(Extracted data entries)
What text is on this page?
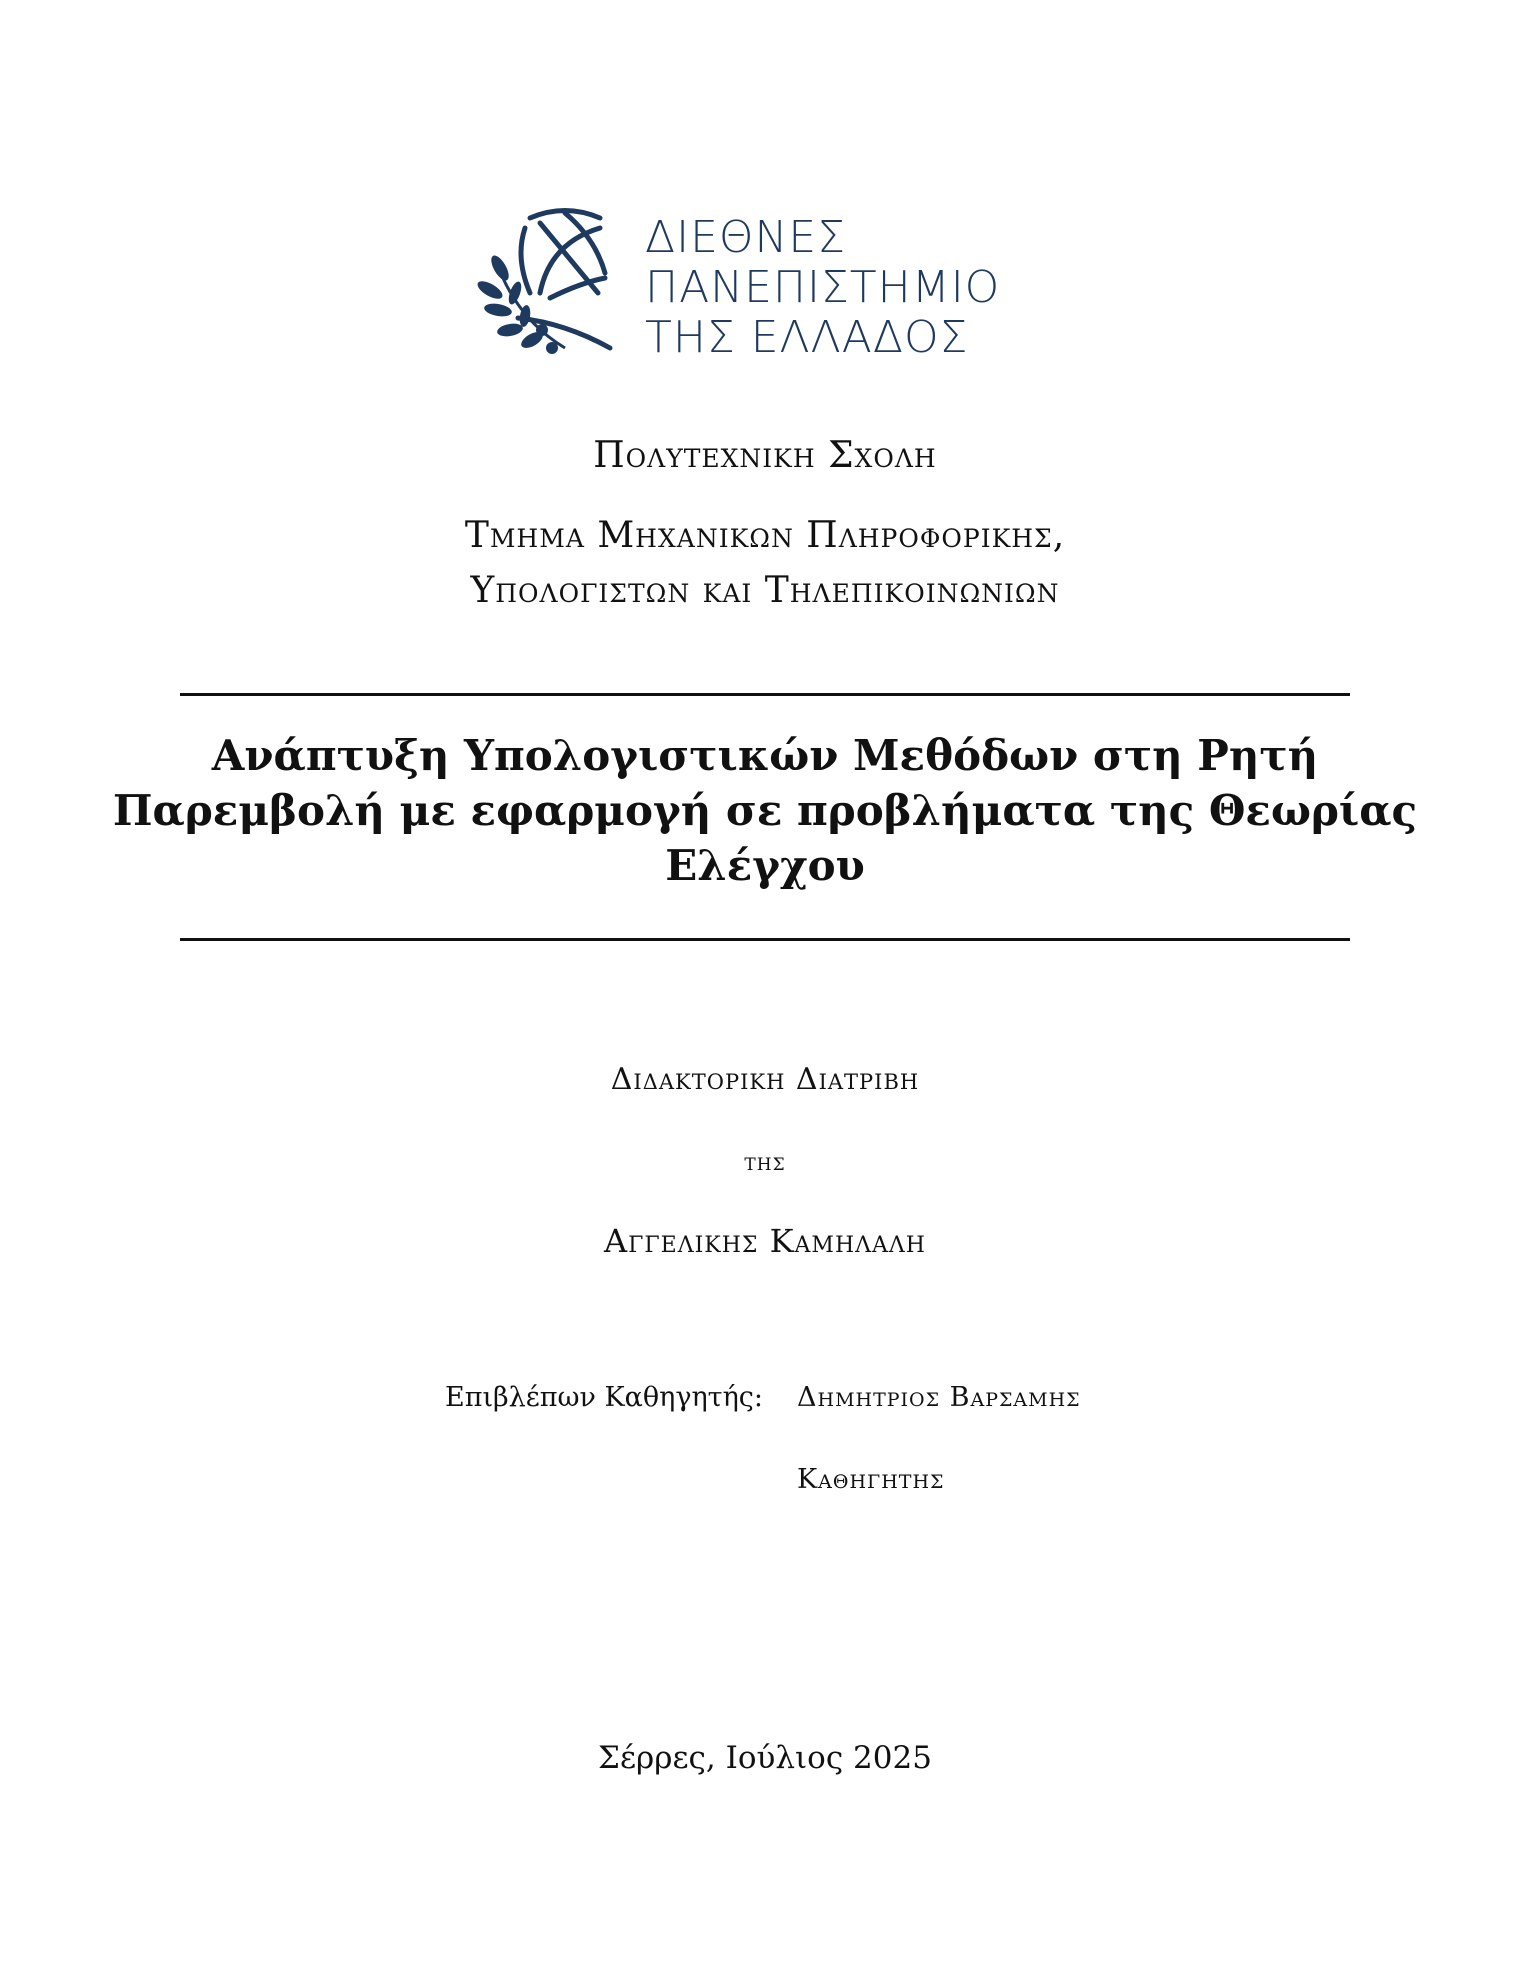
ΔΙΕΘΝΕΣ
ΠΑΝΕΠΙΣΤΗΜΙΟ
ΤΗΣ ΕΛΛΑΔΟΣ
Πολυτεχνικη Σχολη
Τμημα Μηχανικων Πληροφορικης,
Υπολογιστων και Τηλεπικοινωνιων
Ανάπτυξη Υπολογιστικών Μεθόδων στη Ρητή
Παρεμβολή με εφαρμογή σε προβλήματα της Θεωρίας
Ελέγχου
Διδακτορικη Διατριβη
της
Αγγελικης Καμηλαλη
Επιβλέπων Καθηγητής: Δημητριος Βαρσαμης
Καθηγητης
Σέρρες, Ιούλιος 2025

[Description of the task]
Copy the listing over exactly, skipping the pictures it holds.

[Exercise output]
What text is on this page?
ΔΙΕΘΝΕΣ
ΠΑΝΕΠΙΣΤΗΜΙΟ
ΤΗΣ ΕΛΛΑΔΟΣ
Πολυτεχνικη Σχολη
Τμημα Μηχανικων Πληροφορικης,
Υπολογιστων και Τηλεπικοινωνιων
Ανάπτυξη Υπολογιστικών Μεθόδων στη Ρητή
Παρεμβολή με εφαρμογή σε προβλήματα της Θεωρίας
Ελέγχου
Διδακτορικη Διατριβη
της
Αγγελικης Καμηλαλη
Επιβλέπων Καθηγητής: Δημητριος Βαρσαμης
Καθηγητης
Σέρρες, Ιούλιος 2025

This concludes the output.